— WRITTEN EXERCISE —
For the listing underneath, give the count of lines containing the string "this" and nothing further.

Stored data
******

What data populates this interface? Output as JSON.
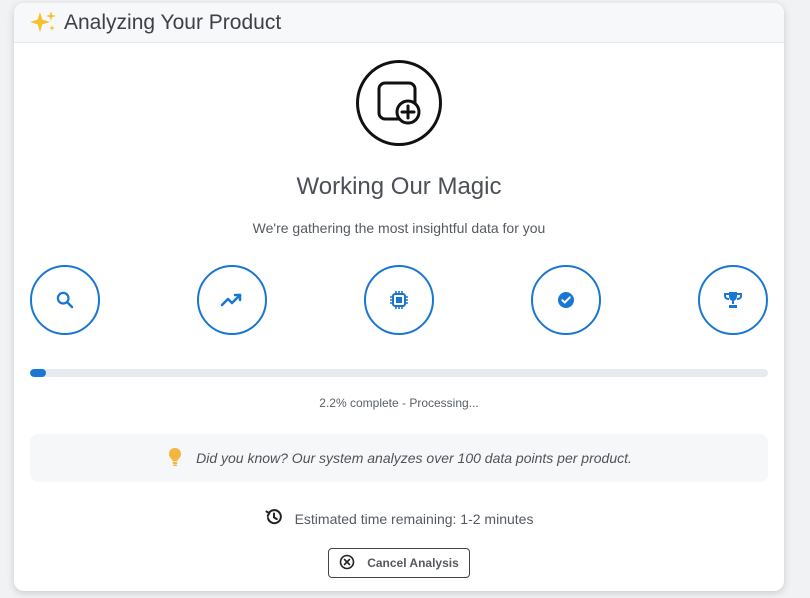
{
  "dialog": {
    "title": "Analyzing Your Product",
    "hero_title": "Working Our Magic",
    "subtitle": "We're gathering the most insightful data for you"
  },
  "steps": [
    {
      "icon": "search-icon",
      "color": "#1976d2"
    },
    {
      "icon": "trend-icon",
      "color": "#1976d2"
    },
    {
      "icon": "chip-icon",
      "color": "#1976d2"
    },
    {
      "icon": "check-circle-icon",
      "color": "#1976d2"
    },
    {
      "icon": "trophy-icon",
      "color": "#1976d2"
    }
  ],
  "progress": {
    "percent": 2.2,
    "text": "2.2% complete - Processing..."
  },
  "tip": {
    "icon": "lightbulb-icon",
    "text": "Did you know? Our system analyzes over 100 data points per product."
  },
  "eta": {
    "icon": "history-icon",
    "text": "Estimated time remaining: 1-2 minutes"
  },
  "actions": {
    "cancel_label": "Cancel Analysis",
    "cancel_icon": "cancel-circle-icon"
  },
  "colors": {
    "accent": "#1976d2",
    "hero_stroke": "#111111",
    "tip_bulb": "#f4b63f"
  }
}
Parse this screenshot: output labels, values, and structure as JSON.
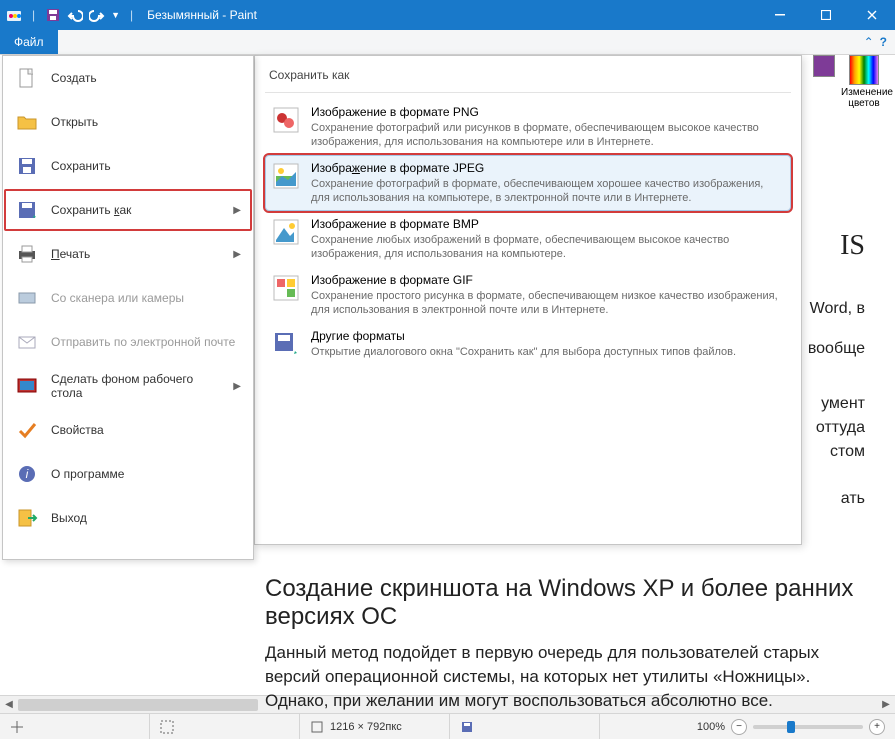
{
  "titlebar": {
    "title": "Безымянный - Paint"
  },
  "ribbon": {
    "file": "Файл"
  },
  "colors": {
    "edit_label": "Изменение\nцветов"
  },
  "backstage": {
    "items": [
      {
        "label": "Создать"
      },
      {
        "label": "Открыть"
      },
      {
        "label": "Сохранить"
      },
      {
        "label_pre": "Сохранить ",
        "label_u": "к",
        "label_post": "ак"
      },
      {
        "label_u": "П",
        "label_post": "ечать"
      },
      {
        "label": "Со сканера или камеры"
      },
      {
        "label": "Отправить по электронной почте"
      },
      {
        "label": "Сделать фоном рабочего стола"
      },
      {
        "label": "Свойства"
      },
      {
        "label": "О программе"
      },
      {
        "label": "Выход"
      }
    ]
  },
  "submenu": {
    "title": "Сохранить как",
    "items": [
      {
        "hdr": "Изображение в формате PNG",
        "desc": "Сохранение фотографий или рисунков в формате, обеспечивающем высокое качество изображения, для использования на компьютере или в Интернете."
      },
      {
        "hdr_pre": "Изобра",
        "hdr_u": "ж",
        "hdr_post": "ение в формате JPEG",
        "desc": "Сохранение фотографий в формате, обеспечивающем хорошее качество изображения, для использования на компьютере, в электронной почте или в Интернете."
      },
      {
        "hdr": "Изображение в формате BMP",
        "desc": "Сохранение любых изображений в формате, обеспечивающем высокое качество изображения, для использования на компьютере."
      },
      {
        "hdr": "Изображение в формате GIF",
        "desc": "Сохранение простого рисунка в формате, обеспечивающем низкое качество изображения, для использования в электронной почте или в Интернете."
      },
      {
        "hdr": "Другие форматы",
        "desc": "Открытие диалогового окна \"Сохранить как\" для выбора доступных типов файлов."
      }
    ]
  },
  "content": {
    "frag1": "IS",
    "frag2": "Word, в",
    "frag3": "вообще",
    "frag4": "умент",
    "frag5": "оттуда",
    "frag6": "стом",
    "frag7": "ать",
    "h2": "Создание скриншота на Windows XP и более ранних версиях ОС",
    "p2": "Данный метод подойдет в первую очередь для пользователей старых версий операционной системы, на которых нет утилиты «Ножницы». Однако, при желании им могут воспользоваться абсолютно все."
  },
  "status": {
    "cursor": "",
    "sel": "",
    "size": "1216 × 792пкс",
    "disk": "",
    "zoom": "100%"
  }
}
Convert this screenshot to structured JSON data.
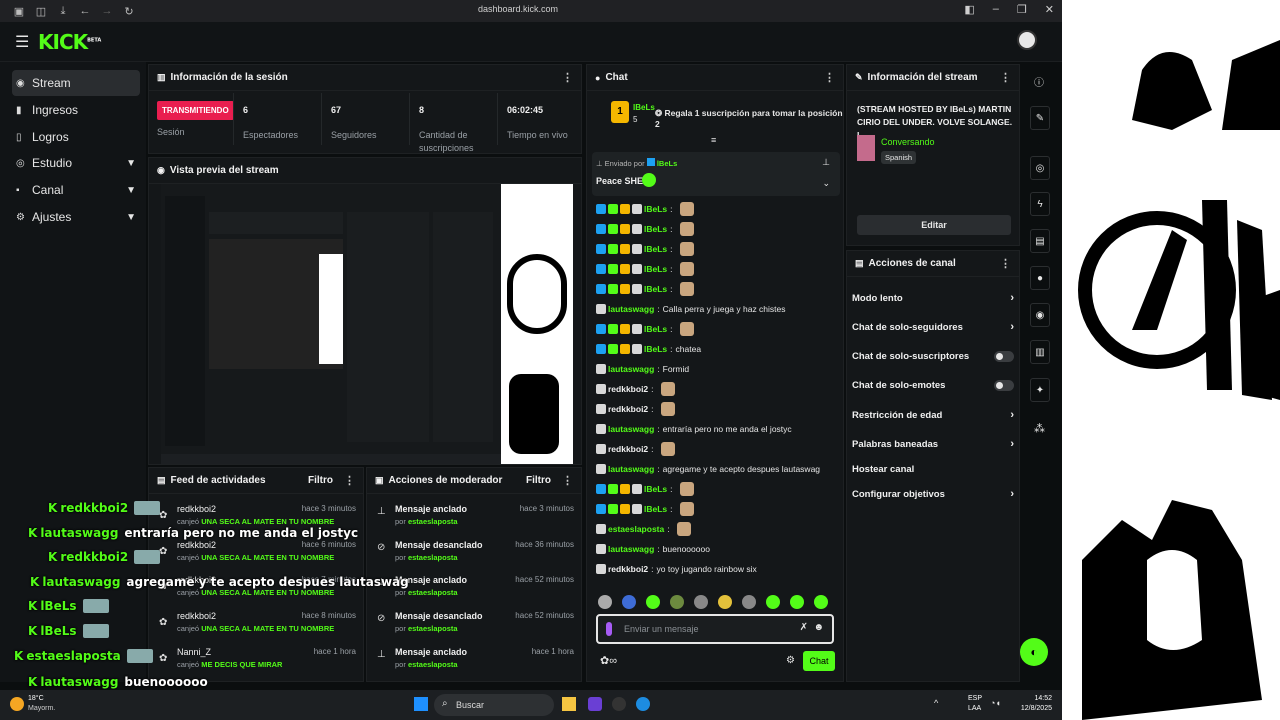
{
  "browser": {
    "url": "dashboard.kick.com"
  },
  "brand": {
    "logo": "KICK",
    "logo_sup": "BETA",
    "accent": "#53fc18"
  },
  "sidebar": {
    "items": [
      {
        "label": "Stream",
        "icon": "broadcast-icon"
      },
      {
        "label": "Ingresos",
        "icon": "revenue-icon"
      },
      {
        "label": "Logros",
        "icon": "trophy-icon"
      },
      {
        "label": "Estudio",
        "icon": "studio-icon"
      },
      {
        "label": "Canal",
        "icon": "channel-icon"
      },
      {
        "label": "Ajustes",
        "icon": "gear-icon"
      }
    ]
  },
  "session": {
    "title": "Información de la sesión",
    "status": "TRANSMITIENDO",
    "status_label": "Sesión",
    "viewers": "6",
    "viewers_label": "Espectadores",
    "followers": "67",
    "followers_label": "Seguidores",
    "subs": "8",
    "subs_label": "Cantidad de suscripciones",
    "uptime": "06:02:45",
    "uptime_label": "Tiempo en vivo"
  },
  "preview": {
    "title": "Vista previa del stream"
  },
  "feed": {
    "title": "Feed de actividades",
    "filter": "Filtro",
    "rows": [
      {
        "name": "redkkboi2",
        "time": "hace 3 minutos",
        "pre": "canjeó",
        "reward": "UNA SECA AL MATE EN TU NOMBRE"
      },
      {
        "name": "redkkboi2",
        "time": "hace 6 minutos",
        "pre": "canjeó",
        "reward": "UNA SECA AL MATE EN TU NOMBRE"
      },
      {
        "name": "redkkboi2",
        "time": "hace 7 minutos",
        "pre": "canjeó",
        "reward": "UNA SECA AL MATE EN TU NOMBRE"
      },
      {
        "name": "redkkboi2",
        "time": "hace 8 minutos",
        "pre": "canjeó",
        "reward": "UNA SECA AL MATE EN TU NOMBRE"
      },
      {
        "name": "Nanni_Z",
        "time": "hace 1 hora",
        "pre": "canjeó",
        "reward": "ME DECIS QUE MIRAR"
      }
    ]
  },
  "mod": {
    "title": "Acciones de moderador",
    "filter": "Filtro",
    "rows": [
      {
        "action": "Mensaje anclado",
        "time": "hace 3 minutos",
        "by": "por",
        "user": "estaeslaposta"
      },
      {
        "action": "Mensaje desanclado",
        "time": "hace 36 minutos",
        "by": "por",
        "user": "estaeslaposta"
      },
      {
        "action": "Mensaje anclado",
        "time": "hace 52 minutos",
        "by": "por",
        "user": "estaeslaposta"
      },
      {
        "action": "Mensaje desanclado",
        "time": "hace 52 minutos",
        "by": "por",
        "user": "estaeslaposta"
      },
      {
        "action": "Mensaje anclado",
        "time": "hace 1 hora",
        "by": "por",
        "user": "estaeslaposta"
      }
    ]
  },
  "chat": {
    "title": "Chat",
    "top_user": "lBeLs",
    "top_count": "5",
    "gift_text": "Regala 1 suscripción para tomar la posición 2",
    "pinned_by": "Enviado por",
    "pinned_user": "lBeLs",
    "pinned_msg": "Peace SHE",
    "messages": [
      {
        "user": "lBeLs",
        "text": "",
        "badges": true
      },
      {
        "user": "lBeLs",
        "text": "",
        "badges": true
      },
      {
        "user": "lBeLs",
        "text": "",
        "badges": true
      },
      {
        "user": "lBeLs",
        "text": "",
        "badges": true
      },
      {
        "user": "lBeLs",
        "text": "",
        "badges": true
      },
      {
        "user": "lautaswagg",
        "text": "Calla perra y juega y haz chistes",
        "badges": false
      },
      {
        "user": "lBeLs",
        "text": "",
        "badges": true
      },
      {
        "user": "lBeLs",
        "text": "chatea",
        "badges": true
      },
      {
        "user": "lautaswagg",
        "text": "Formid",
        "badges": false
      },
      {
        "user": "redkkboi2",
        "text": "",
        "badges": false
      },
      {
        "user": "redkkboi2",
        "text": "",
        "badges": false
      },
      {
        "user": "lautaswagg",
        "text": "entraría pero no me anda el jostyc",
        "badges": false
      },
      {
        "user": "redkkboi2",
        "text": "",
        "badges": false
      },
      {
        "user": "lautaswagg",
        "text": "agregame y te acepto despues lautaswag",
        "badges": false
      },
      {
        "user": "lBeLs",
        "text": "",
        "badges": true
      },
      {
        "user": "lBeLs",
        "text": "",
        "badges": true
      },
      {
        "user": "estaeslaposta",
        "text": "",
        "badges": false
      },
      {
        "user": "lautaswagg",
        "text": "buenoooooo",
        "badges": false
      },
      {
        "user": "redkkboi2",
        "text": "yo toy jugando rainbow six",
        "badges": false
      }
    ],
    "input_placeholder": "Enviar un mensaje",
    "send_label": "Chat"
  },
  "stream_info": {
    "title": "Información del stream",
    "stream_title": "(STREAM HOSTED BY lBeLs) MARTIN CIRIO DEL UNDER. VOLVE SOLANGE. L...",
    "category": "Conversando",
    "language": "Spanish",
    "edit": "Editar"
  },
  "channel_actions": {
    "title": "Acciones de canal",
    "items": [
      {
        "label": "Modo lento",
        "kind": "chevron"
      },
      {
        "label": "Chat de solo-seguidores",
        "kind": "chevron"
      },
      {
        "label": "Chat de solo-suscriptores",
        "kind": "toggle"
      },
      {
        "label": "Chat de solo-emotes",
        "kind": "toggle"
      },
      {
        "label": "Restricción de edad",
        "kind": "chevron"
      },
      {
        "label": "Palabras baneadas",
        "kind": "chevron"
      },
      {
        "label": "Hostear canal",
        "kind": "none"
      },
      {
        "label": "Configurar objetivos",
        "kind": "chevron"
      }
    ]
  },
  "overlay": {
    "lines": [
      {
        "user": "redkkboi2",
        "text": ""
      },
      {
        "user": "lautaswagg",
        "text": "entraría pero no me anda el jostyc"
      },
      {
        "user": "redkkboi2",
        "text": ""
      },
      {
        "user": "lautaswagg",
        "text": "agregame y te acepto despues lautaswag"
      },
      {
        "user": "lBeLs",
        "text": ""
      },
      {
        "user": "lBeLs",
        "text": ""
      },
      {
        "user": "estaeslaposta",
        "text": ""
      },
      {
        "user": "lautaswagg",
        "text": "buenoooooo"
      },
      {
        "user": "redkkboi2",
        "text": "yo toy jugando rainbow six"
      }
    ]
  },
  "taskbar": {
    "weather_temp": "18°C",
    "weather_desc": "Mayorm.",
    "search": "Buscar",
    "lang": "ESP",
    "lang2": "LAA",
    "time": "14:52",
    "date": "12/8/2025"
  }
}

******

— SOLVED PROBLEM —
3